**Aim of the task**
How many lines of the material below contain the string "przedsiębiorstw"? Answer with the number and nothing else.

******************************

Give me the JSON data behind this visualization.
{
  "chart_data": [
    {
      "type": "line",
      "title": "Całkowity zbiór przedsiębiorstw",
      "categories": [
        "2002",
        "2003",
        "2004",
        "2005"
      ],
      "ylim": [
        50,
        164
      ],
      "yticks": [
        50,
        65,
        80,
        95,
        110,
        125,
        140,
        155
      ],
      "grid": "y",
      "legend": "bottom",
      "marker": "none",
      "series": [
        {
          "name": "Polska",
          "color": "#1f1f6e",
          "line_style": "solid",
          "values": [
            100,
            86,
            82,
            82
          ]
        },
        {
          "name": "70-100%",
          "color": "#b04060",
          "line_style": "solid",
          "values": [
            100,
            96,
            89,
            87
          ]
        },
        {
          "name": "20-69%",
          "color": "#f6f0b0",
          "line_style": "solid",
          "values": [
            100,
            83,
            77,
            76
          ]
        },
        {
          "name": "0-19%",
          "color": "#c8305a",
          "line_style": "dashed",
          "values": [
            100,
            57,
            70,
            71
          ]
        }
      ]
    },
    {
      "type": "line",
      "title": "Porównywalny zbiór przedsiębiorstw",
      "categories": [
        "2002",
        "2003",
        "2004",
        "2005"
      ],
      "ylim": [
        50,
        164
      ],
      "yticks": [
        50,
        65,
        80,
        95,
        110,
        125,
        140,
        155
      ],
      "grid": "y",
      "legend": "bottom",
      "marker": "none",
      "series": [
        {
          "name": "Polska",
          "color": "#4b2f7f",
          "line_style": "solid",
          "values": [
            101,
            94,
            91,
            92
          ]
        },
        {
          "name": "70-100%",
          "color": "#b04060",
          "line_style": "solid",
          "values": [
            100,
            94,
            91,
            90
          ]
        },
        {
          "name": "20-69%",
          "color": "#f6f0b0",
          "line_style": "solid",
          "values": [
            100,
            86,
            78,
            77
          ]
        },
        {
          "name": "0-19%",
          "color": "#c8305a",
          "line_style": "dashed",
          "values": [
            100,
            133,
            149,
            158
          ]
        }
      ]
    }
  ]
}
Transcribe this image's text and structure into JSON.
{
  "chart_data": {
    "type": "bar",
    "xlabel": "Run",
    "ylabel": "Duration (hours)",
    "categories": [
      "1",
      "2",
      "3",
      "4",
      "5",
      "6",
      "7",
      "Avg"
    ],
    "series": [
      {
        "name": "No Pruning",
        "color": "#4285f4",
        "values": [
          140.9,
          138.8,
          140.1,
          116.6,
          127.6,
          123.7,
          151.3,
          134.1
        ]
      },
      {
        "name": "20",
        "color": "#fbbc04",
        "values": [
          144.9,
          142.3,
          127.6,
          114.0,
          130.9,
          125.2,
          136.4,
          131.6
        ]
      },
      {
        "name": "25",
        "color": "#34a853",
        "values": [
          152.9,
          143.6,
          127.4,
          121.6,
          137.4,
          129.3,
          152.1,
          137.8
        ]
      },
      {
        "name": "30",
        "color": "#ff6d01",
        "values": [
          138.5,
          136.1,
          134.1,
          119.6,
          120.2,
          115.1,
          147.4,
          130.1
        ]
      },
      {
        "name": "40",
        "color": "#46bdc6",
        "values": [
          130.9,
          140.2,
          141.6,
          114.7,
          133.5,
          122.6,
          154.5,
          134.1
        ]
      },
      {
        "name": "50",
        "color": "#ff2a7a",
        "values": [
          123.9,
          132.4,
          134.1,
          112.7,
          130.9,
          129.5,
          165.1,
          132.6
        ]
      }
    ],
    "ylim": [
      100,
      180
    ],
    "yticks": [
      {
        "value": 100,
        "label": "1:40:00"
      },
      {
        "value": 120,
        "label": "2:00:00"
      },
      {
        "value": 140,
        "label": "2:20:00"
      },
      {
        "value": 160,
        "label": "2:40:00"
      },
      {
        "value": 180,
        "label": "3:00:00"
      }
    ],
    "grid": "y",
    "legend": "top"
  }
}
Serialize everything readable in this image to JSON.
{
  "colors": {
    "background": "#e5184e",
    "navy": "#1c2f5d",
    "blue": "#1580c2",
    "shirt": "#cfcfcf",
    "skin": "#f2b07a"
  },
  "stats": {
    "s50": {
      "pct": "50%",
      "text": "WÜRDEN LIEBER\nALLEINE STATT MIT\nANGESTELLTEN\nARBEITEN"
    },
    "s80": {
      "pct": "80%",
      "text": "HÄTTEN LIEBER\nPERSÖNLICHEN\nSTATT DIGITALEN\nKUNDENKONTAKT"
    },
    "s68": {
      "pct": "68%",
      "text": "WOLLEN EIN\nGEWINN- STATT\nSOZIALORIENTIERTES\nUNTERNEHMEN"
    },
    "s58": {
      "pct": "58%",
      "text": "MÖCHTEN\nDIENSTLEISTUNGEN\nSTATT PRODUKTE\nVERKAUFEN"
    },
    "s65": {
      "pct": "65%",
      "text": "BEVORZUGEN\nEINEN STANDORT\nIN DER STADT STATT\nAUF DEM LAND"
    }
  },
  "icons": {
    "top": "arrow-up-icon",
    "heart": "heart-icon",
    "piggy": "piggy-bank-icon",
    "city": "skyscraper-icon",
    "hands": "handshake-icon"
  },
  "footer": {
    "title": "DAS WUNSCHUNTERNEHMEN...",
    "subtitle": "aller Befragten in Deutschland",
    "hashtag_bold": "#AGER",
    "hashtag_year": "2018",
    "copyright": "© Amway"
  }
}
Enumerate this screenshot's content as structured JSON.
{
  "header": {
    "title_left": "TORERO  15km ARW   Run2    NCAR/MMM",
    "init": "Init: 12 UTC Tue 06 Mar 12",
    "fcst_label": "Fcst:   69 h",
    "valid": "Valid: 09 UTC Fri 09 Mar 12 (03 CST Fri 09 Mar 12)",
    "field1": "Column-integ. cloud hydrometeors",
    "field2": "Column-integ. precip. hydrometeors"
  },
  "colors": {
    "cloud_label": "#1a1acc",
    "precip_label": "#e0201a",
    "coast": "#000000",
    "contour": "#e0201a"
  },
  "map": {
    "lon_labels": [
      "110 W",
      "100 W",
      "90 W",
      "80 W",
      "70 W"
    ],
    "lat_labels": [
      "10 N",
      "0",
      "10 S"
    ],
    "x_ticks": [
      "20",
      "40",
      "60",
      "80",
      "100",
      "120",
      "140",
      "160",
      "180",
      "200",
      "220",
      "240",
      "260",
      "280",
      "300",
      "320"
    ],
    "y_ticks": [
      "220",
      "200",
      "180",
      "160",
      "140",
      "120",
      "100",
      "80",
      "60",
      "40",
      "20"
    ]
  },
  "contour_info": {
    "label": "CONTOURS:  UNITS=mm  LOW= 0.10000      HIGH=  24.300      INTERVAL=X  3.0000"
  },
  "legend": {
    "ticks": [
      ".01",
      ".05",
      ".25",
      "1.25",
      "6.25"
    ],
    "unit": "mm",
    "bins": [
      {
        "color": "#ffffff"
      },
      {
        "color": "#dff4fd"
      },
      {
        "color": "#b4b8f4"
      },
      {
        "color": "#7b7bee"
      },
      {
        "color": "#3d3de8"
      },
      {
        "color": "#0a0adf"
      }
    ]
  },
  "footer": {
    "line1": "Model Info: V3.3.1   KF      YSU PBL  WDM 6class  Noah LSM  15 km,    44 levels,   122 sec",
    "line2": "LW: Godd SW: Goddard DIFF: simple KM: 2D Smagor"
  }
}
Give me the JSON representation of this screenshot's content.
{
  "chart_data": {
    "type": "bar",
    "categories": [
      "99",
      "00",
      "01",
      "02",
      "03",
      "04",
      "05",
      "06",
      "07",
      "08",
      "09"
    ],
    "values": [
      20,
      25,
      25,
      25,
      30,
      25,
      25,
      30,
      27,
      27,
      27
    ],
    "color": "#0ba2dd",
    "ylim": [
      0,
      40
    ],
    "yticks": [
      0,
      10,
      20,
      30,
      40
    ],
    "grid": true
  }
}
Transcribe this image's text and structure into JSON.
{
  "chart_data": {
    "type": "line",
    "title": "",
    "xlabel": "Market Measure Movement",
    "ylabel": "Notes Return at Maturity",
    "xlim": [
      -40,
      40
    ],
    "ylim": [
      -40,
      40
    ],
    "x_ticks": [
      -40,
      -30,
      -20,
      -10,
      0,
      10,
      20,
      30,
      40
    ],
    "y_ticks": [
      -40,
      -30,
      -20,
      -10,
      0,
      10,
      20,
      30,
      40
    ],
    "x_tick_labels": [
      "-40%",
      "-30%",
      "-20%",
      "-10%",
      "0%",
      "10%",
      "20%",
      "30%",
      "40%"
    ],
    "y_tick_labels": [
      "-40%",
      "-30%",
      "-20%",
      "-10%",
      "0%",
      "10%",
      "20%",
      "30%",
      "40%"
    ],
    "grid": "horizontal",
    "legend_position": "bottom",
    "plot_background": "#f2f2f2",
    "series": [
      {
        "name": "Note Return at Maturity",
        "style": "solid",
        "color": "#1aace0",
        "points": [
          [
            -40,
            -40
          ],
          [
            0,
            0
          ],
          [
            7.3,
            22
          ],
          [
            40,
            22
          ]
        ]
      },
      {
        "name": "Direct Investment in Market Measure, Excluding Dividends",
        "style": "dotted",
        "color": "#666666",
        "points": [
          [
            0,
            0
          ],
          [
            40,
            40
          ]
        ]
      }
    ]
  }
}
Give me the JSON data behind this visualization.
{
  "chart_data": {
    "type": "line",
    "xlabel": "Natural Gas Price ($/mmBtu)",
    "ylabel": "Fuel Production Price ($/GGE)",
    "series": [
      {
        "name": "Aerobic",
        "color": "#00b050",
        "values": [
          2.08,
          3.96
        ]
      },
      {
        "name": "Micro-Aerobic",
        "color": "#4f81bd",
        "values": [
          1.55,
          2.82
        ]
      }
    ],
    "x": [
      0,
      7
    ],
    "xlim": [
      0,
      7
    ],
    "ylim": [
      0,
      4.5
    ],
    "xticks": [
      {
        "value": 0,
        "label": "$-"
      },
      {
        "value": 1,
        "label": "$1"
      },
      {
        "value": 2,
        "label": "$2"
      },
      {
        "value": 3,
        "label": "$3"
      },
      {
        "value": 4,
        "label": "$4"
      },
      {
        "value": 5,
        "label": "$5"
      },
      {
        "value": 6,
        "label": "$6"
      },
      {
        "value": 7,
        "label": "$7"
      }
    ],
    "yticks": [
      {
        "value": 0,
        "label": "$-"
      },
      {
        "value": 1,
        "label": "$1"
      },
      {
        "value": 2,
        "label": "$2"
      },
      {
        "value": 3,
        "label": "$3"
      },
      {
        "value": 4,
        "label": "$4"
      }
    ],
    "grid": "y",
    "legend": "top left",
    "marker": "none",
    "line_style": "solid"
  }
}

******************************

**The solution**
2